▸ STORED RECORDS:
____________________

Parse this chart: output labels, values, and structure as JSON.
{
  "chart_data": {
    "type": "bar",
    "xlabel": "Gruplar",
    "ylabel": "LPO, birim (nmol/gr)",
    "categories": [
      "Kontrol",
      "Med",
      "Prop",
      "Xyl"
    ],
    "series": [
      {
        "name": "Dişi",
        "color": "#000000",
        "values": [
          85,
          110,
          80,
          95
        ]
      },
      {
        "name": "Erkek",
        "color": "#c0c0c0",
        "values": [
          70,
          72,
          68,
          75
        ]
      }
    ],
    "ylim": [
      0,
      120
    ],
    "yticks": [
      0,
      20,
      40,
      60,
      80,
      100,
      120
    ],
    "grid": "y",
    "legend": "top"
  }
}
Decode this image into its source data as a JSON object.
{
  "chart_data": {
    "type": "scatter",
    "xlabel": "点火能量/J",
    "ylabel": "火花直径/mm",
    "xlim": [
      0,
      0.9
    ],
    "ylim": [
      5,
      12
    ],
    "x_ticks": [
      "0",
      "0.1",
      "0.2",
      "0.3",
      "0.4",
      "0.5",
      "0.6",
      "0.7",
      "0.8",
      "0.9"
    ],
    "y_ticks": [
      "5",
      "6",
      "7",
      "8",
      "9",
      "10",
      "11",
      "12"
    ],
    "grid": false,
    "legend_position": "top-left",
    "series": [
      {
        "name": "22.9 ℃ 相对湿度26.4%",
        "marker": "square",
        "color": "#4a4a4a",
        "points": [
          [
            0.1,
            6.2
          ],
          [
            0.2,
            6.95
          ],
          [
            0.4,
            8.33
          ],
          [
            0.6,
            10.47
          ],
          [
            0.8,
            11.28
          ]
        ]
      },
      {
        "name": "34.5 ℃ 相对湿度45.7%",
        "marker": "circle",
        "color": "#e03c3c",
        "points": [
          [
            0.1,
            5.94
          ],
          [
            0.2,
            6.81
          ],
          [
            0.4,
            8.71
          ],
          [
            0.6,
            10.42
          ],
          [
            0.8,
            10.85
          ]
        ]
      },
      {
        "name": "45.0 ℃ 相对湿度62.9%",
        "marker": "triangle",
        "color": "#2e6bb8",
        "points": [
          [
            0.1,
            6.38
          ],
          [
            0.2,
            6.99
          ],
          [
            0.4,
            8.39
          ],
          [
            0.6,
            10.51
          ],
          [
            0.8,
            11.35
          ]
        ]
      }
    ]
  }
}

____________________

▸ EXERCISE AIM:
Count the lines in the entries above that include the string "color", then give only that figure.

▸ RESPONSE TO THE EXERCISE:
5